RECORD LIST:

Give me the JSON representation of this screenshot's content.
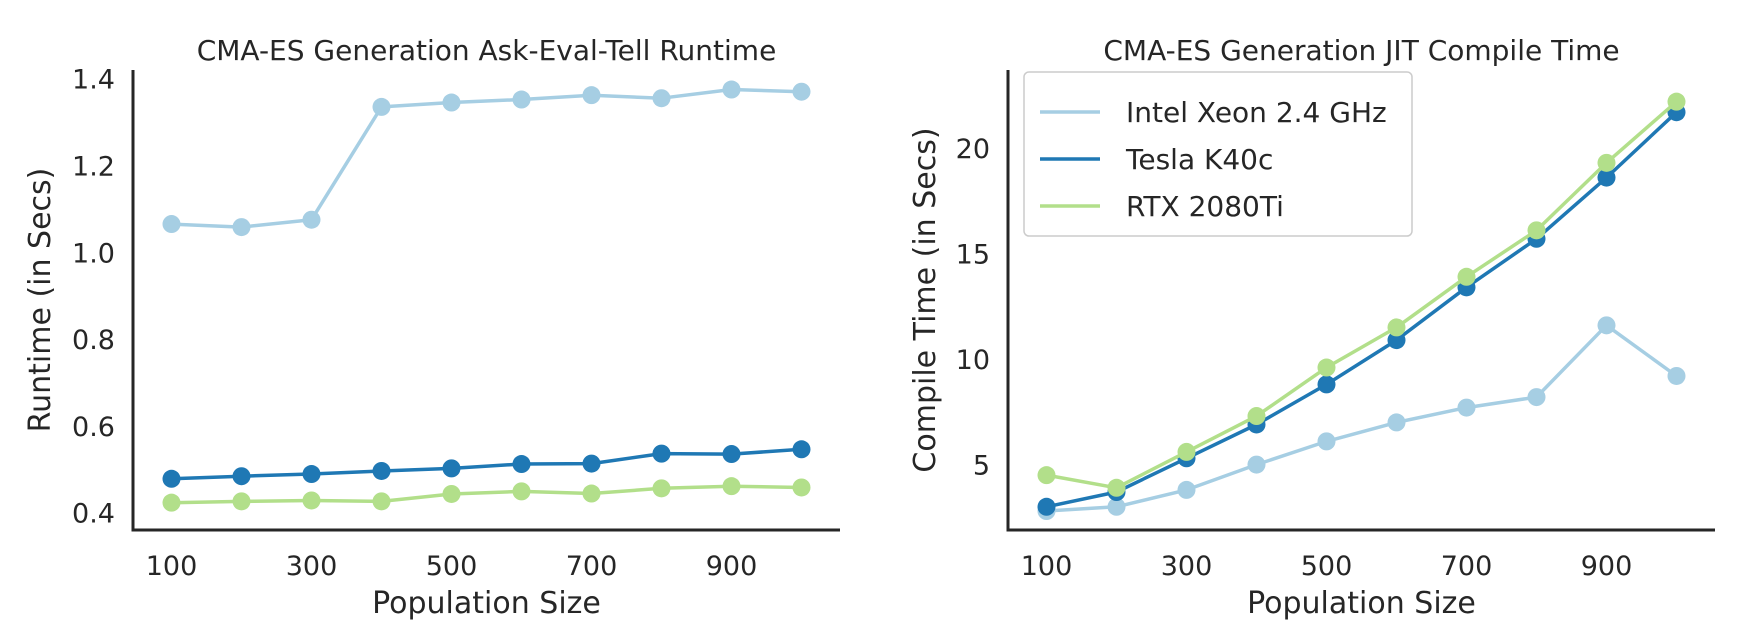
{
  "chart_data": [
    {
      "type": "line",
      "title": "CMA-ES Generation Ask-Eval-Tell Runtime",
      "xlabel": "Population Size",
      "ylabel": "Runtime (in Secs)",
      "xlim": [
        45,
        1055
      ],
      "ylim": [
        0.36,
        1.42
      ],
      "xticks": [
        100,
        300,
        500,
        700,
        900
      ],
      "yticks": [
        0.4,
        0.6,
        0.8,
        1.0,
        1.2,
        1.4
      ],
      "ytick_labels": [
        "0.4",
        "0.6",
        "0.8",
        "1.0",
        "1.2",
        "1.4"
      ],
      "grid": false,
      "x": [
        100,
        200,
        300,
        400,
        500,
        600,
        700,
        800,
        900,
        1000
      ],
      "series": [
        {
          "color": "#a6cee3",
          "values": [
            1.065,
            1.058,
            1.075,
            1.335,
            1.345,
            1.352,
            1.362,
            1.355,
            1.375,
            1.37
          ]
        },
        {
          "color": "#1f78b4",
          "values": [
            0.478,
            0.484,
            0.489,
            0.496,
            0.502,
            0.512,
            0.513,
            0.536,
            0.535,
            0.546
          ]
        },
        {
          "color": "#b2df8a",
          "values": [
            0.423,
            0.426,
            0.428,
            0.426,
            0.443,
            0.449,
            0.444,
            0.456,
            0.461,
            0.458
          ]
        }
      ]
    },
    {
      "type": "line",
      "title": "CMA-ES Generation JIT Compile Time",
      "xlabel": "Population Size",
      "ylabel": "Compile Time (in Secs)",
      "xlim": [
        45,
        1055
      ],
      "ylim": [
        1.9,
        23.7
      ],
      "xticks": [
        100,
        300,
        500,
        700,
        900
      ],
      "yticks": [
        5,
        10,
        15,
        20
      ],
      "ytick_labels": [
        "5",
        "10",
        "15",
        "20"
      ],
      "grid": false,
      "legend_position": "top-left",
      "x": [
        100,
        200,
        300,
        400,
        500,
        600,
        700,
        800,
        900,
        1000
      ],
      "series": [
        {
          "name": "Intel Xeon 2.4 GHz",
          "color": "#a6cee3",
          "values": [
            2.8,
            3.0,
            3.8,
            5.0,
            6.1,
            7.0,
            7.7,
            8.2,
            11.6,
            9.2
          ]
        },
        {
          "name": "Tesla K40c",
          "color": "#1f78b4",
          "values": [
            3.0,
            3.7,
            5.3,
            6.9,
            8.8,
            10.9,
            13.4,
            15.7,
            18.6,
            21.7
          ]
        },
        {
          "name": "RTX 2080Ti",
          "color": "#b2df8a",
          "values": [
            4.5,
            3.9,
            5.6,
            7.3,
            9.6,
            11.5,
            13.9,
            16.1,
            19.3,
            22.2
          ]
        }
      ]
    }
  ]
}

SHORT EXERCISE: Count every line in the data where the string "Generation" occurs. Give nothing except the number.

ANSWER: 2